# Goal of the exercise
Copy out, from the entries below, each line holding the string "Einstein".

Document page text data
_ _ _ _

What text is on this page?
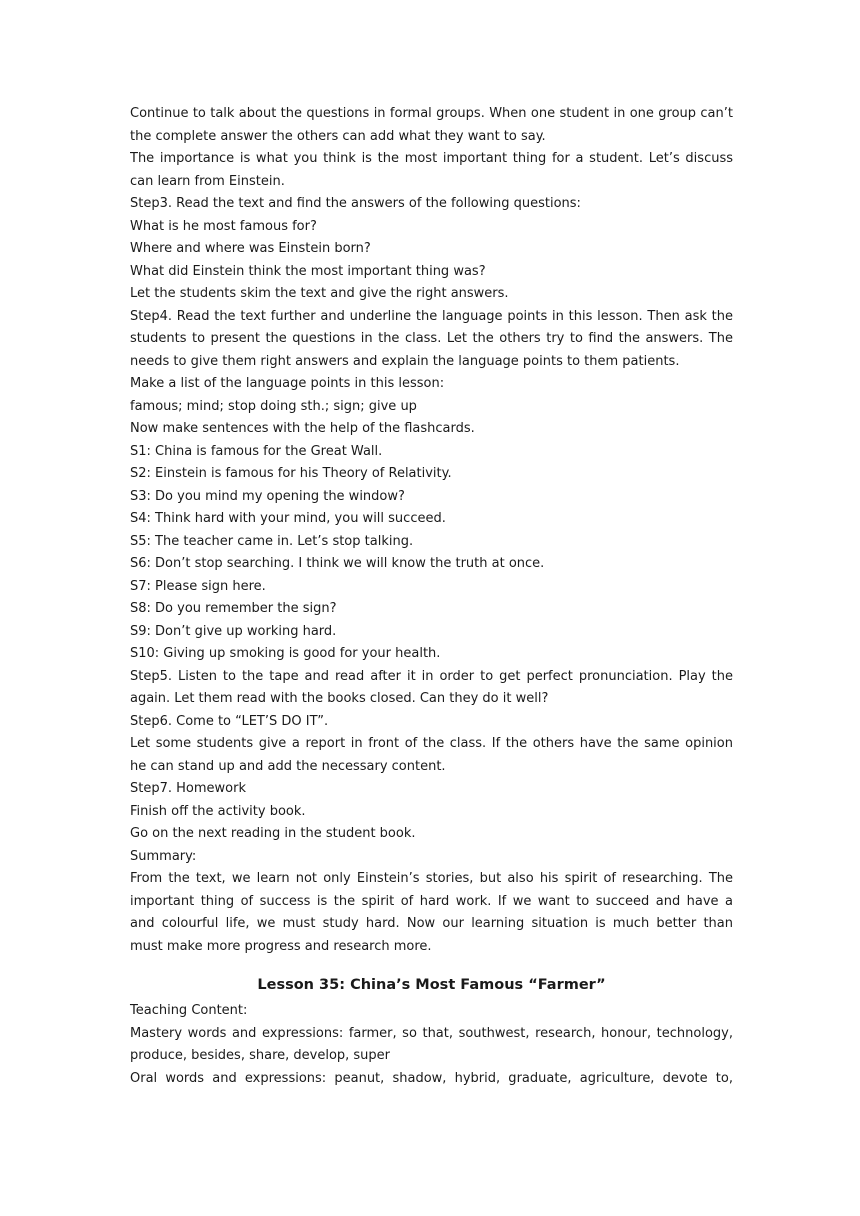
Continue to talk about the questions in formal groups. When one student in one group can’t
the complete answer the others can add what they want to say.
The importance is what you think is the most important thing for a student. Let’s discuss
can learn from Einstein.
Step3. Read the text and find the answers of the following questions:
What is he most famous for?
Where and where was Einstein born?
What did Einstein think the most important thing was?
Let the students skim the text and give the right answers.
Step4. Read the text further and underline the language points in this lesson. Then ask the
students to present the questions in the class. Let the others try to find the answers. The
needs to give them right answers and explain the language points to them patients.
Make a list of the language points in this lesson:
famous; mind; stop doing sth.; sign; give up
Now make sentences with the help of the flashcards.
S1: China is famous for the Great Wall.
S2: Einstein is famous for his Theory of Relativity.
S3: Do you mind my opening the window?
S4: Think hard with your mind, you will succeed.
S5: The teacher came in. Let’s stop talking.
S6: Don’t stop searching. I think we will know the truth at once.
S7: Please sign here.
S8: Do you remember the sign?
S9: Don’t give up working hard.
S10: Giving up smoking is good for your health.
Step5. Listen to the tape and read after it in order to get perfect pronunciation. Play the
again. Let them read with the books closed. Can they do it well?
Step6. Come to “LET’S DO IT”.
Let some students give a report in front of the class. If the others have the same opinion
he can stand up and add the necessary content.
Step7. Homework
Finish off the activity book.
Go on the next reading in the student book.
Summary:
From the text, we learn not only Einstein’s stories, but also his spirit of researching. The
important thing of success is the spirit of hard work. If we want to succeed and have a
and colourful life, we must study hard. Now our learning situation is much better than
must make more progress and research more.
Lesson 35: China’s Most Famous “Farmer”
Teaching Content:
Mastery words and expressions: farmer, so that, southwest, research, honour, technology,
produce, besides, share, develop, super
Oral words and expressions: peanut, shadow, hybrid, graduate, agriculture, devote to,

_ _ _ _

# Task result
can learn from Einstein.
Where and where was Einstein born?
What did Einstein think the most important thing was?
S2: Einstein is famous for his Theory of Relativity.
From the text, we learn not only Einstein’s stories, but also his spirit of researching. The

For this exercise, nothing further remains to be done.